━━ Provided records
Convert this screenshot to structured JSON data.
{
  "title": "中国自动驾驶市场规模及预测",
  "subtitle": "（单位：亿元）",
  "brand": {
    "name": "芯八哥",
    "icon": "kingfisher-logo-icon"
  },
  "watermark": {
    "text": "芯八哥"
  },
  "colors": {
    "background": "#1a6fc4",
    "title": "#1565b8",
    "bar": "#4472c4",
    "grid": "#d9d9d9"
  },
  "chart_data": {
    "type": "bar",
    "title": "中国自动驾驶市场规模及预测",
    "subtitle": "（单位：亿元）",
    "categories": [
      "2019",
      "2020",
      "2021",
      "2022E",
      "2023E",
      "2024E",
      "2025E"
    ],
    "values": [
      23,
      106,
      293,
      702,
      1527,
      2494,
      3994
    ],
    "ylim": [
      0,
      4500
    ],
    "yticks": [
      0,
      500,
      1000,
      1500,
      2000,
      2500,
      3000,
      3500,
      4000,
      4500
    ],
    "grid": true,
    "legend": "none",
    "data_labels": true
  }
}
━━━━
Set exercise -> Output every line above without altering anything.

Problem solution ->
Convert this screenshot to structured JSON data.
{
  "title": "中国自动驾驶市场规模及预测",
  "subtitle": "（单位：亿元）",
  "brand": {
    "name": "芯八哥",
    "icon": "kingfisher-logo-icon"
  },
  "watermark": {
    "text": "芯八哥"
  },
  "colors": {
    "background": "#1a6fc4",
    "title": "#1565b8",
    "bar": "#4472c4",
    "grid": "#d9d9d9"
  },
  "chart_data": {
    "type": "bar",
    "title": "中国自动驾驶市场规模及预测",
    "subtitle": "（单位：亿元）",
    "categories": [
      "2019",
      "2020",
      "2021",
      "2022E",
      "2023E",
      "2024E",
      "2025E"
    ],
    "values": [
      23,
      106,
      293,
      702,
      1527,
      2494,
      3994
    ],
    "ylim": [
      0,
      4500
    ],
    "yticks": [
      0,
      500,
      1000,
      1500,
      2000,
      2500,
      3000,
      3500,
      4000,
      4500
    ],
    "grid": true,
    "legend": "none",
    "data_labels": true
  }
}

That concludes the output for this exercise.